[BEGIN GIVEN ENTRIES]

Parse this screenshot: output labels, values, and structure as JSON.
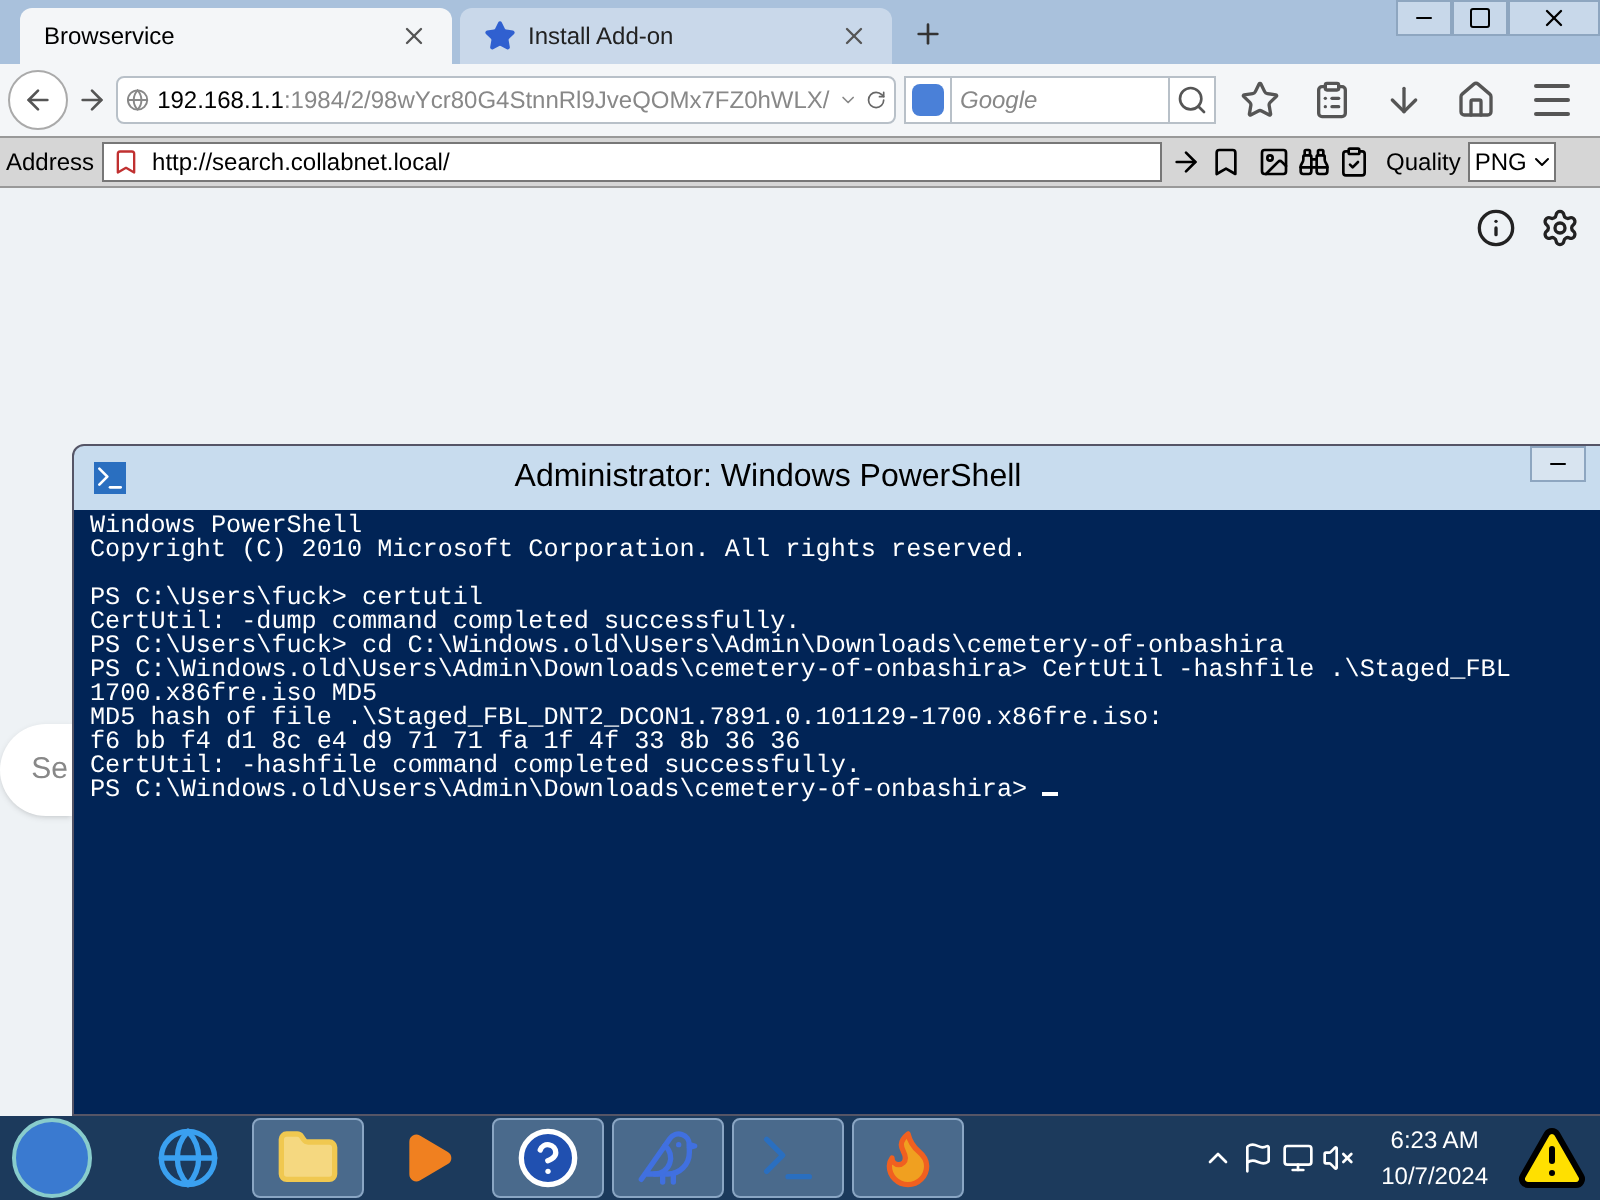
{
  "tabs": [
    {
      "label": "Browservice",
      "selected": true
    },
    {
      "label": "Install Add-on",
      "selected": false
    }
  ],
  "nav": {
    "url_host": "192.168.1.1",
    "url_path": ":1984/2/98wYcr80G4StnnRl9JveQOMx7FZ0hWLX/",
    "search_placeholder": "Google"
  },
  "toolbar": {
    "address_label": "Address",
    "address_value": "http://search.collabnet.local/",
    "quality_label": "Quality",
    "quality_value": "PNG"
  },
  "page": {
    "search_partial": "Se"
  },
  "console": {
    "title": "Administrator: Windows PowerShell",
    "blocks": [
      [
        "Windows PowerShell",
        "Copyright (C) 2010 Microsoft Corporation. All rights reserved."
      ],
      [
        "PS C:\\Users\\fuck> certutil",
        "CertUtil: -dump command completed successfully.",
        "PS C:\\Users\\fuck> cd C:\\Windows.old\\Users\\Admin\\Downloads\\cemetery-of-onbashira",
        "PS C:\\Windows.old\\Users\\Admin\\Downloads\\cemetery-of-onbashira> CertUtil -hashfile .\\Staged_FBL",
        "1700.x86fre.iso MD5",
        "MD5 hash of file .\\Staged_FBL_DNT2_DCON1.7891.0.101129-1700.x86fre.iso:",
        "f6 bb f4 d1 8c e4 d9 71 71 fa 1f 4f 33 8b 36 36",
        "CertUtil: -hashfile command completed successfully.",
        "PS C:\\Windows.old\\Users\\Admin\\Downloads\\cemetery-of-onbashira> "
      ]
    ],
    "cursor": true
  },
  "taskbar": {
    "apps": [
      {
        "kind": "ie",
        "active": false
      },
      {
        "kind": "folder",
        "active": true
      },
      {
        "kind": "media",
        "active": false
      },
      {
        "kind": "help",
        "active": true
      },
      {
        "kind": "bird",
        "active": true
      },
      {
        "kind": "shell",
        "active": true
      },
      {
        "kind": "firefox",
        "active": true
      }
    ],
    "time": "6:23 AM",
    "date": "10/7/2024"
  }
}
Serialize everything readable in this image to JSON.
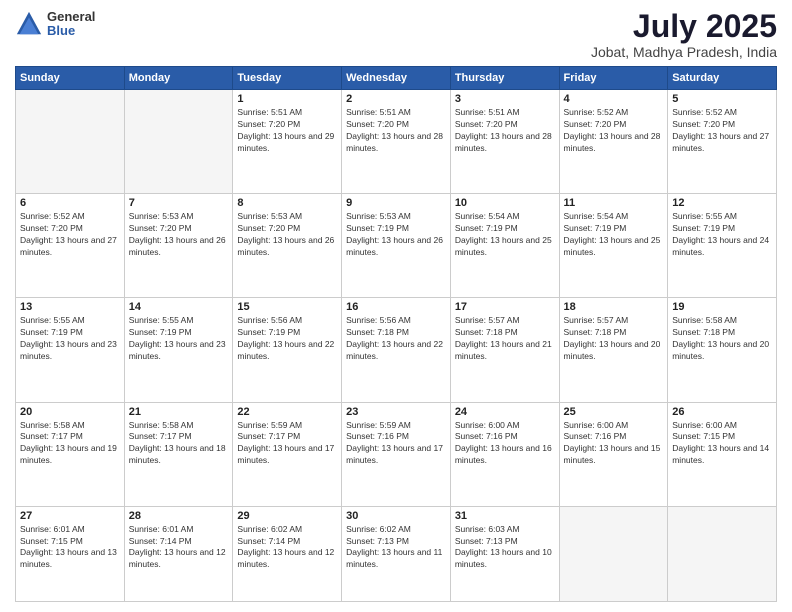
{
  "logo": {
    "general": "General",
    "blue": "Blue"
  },
  "header": {
    "month": "July 2025",
    "location": "Jobat, Madhya Pradesh, India"
  },
  "weekdays": [
    "Sunday",
    "Monday",
    "Tuesday",
    "Wednesday",
    "Thursday",
    "Friday",
    "Saturday"
  ],
  "weeks": [
    [
      {
        "day": "",
        "sunrise": "",
        "sunset": "",
        "daylight": ""
      },
      {
        "day": "",
        "sunrise": "",
        "sunset": "",
        "daylight": ""
      },
      {
        "day": "1",
        "sunrise": "Sunrise: 5:51 AM",
        "sunset": "Sunset: 7:20 PM",
        "daylight": "Daylight: 13 hours and 29 minutes."
      },
      {
        "day": "2",
        "sunrise": "Sunrise: 5:51 AM",
        "sunset": "Sunset: 7:20 PM",
        "daylight": "Daylight: 13 hours and 28 minutes."
      },
      {
        "day": "3",
        "sunrise": "Sunrise: 5:51 AM",
        "sunset": "Sunset: 7:20 PM",
        "daylight": "Daylight: 13 hours and 28 minutes."
      },
      {
        "day": "4",
        "sunrise": "Sunrise: 5:52 AM",
        "sunset": "Sunset: 7:20 PM",
        "daylight": "Daylight: 13 hours and 28 minutes."
      },
      {
        "day": "5",
        "sunrise": "Sunrise: 5:52 AM",
        "sunset": "Sunset: 7:20 PM",
        "daylight": "Daylight: 13 hours and 27 minutes."
      }
    ],
    [
      {
        "day": "6",
        "sunrise": "Sunrise: 5:52 AM",
        "sunset": "Sunset: 7:20 PM",
        "daylight": "Daylight: 13 hours and 27 minutes."
      },
      {
        "day": "7",
        "sunrise": "Sunrise: 5:53 AM",
        "sunset": "Sunset: 7:20 PM",
        "daylight": "Daylight: 13 hours and 26 minutes."
      },
      {
        "day": "8",
        "sunrise": "Sunrise: 5:53 AM",
        "sunset": "Sunset: 7:20 PM",
        "daylight": "Daylight: 13 hours and 26 minutes."
      },
      {
        "day": "9",
        "sunrise": "Sunrise: 5:53 AM",
        "sunset": "Sunset: 7:19 PM",
        "daylight": "Daylight: 13 hours and 26 minutes."
      },
      {
        "day": "10",
        "sunrise": "Sunrise: 5:54 AM",
        "sunset": "Sunset: 7:19 PM",
        "daylight": "Daylight: 13 hours and 25 minutes."
      },
      {
        "day": "11",
        "sunrise": "Sunrise: 5:54 AM",
        "sunset": "Sunset: 7:19 PM",
        "daylight": "Daylight: 13 hours and 25 minutes."
      },
      {
        "day": "12",
        "sunrise": "Sunrise: 5:55 AM",
        "sunset": "Sunset: 7:19 PM",
        "daylight": "Daylight: 13 hours and 24 minutes."
      }
    ],
    [
      {
        "day": "13",
        "sunrise": "Sunrise: 5:55 AM",
        "sunset": "Sunset: 7:19 PM",
        "daylight": "Daylight: 13 hours and 23 minutes."
      },
      {
        "day": "14",
        "sunrise": "Sunrise: 5:55 AM",
        "sunset": "Sunset: 7:19 PM",
        "daylight": "Daylight: 13 hours and 23 minutes."
      },
      {
        "day": "15",
        "sunrise": "Sunrise: 5:56 AM",
        "sunset": "Sunset: 7:19 PM",
        "daylight": "Daylight: 13 hours and 22 minutes."
      },
      {
        "day": "16",
        "sunrise": "Sunrise: 5:56 AM",
        "sunset": "Sunset: 7:18 PM",
        "daylight": "Daylight: 13 hours and 22 minutes."
      },
      {
        "day": "17",
        "sunrise": "Sunrise: 5:57 AM",
        "sunset": "Sunset: 7:18 PM",
        "daylight": "Daylight: 13 hours and 21 minutes."
      },
      {
        "day": "18",
        "sunrise": "Sunrise: 5:57 AM",
        "sunset": "Sunset: 7:18 PM",
        "daylight": "Daylight: 13 hours and 20 minutes."
      },
      {
        "day": "19",
        "sunrise": "Sunrise: 5:58 AM",
        "sunset": "Sunset: 7:18 PM",
        "daylight": "Daylight: 13 hours and 20 minutes."
      }
    ],
    [
      {
        "day": "20",
        "sunrise": "Sunrise: 5:58 AM",
        "sunset": "Sunset: 7:17 PM",
        "daylight": "Daylight: 13 hours and 19 minutes."
      },
      {
        "day": "21",
        "sunrise": "Sunrise: 5:58 AM",
        "sunset": "Sunset: 7:17 PM",
        "daylight": "Daylight: 13 hours and 18 minutes."
      },
      {
        "day": "22",
        "sunrise": "Sunrise: 5:59 AM",
        "sunset": "Sunset: 7:17 PM",
        "daylight": "Daylight: 13 hours and 17 minutes."
      },
      {
        "day": "23",
        "sunrise": "Sunrise: 5:59 AM",
        "sunset": "Sunset: 7:16 PM",
        "daylight": "Daylight: 13 hours and 17 minutes."
      },
      {
        "day": "24",
        "sunrise": "Sunrise: 6:00 AM",
        "sunset": "Sunset: 7:16 PM",
        "daylight": "Daylight: 13 hours and 16 minutes."
      },
      {
        "day": "25",
        "sunrise": "Sunrise: 6:00 AM",
        "sunset": "Sunset: 7:16 PM",
        "daylight": "Daylight: 13 hours and 15 minutes."
      },
      {
        "day": "26",
        "sunrise": "Sunrise: 6:00 AM",
        "sunset": "Sunset: 7:15 PM",
        "daylight": "Daylight: 13 hours and 14 minutes."
      }
    ],
    [
      {
        "day": "27",
        "sunrise": "Sunrise: 6:01 AM",
        "sunset": "Sunset: 7:15 PM",
        "daylight": "Daylight: 13 hours and 13 minutes."
      },
      {
        "day": "28",
        "sunrise": "Sunrise: 6:01 AM",
        "sunset": "Sunset: 7:14 PM",
        "daylight": "Daylight: 13 hours and 12 minutes."
      },
      {
        "day": "29",
        "sunrise": "Sunrise: 6:02 AM",
        "sunset": "Sunset: 7:14 PM",
        "daylight": "Daylight: 13 hours and 12 minutes."
      },
      {
        "day": "30",
        "sunrise": "Sunrise: 6:02 AM",
        "sunset": "Sunset: 7:13 PM",
        "daylight": "Daylight: 13 hours and 11 minutes."
      },
      {
        "day": "31",
        "sunrise": "Sunrise: 6:03 AM",
        "sunset": "Sunset: 7:13 PM",
        "daylight": "Daylight: 13 hours and 10 minutes."
      },
      {
        "day": "",
        "sunrise": "",
        "sunset": "",
        "daylight": ""
      },
      {
        "day": "",
        "sunrise": "",
        "sunset": "",
        "daylight": ""
      }
    ]
  ]
}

[END GIVEN ENTRIES]

(REQUIREMENT):
Of the lines above, how many contain the string "JSON"? Only the number is required.

(FINAL RESULT):
2